### What to produce
Filter the records for lines holding the string "Sula".

⁂

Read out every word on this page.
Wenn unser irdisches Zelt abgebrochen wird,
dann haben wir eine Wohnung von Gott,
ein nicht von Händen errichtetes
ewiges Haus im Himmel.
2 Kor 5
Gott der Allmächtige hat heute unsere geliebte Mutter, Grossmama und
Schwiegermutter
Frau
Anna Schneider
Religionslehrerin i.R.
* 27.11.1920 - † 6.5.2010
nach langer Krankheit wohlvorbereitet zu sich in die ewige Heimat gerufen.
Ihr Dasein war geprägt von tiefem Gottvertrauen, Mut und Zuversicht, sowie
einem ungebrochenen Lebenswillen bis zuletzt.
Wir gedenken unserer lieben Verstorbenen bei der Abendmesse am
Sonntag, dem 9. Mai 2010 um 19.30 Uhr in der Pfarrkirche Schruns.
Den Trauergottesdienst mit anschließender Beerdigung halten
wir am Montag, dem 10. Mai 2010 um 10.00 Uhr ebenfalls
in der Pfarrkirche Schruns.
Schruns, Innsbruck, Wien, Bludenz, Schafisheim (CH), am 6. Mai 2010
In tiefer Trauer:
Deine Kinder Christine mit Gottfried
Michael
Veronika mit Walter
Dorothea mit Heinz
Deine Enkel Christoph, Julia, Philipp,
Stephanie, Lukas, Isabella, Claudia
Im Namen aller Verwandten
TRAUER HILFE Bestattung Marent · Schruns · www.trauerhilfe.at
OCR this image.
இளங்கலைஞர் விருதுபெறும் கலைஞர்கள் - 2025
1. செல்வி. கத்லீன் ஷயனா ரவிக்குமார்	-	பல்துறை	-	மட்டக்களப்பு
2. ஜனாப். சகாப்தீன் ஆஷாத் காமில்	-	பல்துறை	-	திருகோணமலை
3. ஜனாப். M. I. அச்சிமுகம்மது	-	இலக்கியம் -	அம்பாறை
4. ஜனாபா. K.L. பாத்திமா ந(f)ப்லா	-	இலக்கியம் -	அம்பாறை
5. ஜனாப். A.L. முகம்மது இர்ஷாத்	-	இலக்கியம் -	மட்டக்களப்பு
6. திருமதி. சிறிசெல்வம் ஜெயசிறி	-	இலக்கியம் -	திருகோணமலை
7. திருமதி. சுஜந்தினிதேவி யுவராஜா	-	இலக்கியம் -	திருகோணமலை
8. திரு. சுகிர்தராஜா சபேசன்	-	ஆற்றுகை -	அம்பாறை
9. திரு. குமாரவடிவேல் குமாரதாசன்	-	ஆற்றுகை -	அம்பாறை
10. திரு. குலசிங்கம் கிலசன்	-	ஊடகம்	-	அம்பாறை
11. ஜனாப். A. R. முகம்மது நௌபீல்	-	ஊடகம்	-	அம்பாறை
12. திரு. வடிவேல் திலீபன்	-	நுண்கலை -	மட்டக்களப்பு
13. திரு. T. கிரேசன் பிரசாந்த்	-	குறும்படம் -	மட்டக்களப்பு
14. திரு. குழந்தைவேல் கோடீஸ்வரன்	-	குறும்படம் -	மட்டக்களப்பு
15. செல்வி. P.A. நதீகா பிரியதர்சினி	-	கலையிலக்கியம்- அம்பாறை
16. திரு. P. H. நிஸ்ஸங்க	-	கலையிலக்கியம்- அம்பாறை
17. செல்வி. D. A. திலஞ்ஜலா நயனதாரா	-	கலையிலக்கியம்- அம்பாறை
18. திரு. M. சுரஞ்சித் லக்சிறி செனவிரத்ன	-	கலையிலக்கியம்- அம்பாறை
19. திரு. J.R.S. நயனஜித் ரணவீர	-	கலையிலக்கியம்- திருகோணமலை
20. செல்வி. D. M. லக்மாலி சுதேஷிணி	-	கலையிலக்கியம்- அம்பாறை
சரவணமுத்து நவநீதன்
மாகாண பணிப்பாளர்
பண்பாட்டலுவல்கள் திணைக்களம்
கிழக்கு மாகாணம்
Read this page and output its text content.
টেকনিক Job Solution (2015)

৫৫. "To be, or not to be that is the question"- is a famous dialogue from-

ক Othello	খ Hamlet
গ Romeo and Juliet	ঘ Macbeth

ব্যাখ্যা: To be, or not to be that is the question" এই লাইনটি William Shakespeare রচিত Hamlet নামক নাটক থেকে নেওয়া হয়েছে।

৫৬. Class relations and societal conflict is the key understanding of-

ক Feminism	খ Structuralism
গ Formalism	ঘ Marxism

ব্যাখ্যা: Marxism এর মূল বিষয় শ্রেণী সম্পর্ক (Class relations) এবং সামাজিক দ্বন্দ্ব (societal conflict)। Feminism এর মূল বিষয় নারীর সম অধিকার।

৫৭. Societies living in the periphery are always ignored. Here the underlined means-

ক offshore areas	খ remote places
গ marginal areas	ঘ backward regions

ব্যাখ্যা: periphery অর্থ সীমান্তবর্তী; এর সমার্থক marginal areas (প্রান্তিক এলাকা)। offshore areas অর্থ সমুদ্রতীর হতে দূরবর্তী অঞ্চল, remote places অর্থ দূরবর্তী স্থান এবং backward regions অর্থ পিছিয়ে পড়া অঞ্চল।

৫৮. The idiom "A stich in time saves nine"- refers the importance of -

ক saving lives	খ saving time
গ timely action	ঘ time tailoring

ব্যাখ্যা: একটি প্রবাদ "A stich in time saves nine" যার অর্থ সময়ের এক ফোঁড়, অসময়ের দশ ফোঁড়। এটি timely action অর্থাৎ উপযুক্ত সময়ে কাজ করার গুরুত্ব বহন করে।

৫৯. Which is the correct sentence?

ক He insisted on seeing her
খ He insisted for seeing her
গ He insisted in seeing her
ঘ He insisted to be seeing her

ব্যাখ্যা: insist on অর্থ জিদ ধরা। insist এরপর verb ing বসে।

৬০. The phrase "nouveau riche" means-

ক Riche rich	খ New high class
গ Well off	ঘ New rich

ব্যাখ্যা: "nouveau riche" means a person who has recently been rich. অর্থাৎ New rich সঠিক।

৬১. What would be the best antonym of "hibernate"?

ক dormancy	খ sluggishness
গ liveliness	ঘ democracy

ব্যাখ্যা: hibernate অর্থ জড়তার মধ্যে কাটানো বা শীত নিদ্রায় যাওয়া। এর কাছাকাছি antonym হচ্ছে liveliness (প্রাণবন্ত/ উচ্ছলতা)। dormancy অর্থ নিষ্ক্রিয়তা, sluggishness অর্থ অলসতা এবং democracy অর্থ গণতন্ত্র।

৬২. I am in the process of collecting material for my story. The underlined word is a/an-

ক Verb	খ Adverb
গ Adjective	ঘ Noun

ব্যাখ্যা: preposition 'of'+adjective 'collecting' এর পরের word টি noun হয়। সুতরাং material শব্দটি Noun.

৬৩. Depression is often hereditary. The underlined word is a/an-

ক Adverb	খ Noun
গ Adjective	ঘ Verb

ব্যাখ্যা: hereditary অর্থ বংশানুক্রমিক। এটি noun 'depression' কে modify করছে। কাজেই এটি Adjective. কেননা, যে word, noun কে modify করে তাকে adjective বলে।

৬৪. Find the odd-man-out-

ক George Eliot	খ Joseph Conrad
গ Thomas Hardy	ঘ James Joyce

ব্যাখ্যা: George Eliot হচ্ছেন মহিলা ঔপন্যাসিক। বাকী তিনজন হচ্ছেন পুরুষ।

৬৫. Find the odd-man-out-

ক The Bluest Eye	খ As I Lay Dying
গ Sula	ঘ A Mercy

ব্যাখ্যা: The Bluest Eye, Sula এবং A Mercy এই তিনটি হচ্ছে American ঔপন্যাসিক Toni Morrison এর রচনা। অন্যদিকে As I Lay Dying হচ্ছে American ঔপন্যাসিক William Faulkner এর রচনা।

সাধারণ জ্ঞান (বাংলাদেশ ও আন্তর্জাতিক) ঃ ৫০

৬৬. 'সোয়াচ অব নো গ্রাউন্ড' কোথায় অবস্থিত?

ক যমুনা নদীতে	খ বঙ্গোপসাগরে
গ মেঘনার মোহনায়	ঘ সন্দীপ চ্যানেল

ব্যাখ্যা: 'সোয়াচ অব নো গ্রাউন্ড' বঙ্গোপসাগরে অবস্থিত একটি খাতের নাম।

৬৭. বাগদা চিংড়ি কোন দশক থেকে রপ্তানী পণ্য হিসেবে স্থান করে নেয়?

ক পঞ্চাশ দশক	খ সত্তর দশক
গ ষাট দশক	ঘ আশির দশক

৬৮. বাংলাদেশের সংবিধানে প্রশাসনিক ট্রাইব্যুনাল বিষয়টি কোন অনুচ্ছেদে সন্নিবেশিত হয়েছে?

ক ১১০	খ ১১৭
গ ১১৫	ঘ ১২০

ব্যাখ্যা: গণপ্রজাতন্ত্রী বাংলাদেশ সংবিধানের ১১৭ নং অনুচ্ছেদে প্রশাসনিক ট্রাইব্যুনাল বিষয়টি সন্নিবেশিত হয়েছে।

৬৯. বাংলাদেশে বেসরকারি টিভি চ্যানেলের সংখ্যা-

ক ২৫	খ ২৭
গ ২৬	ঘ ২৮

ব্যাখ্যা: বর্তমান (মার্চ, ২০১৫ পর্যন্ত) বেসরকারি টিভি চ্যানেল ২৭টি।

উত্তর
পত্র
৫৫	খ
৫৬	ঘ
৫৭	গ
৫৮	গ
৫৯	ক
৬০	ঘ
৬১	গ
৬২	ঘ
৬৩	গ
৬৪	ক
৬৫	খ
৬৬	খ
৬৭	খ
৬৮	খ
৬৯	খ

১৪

⁂

### Worked solution
গ Sula	ঘ A Mercy
ব্যাখ্যা: The Bluest Eye, Sula এবং A Mercy এই তিনটি হচ্ছে American ঔপন্যাসিক Toni Morrison এর রচনা। অন্যদিকে As I Lay Dying হচ্ছে American ঔপন্যাসিক William Faulkner এর রচনা।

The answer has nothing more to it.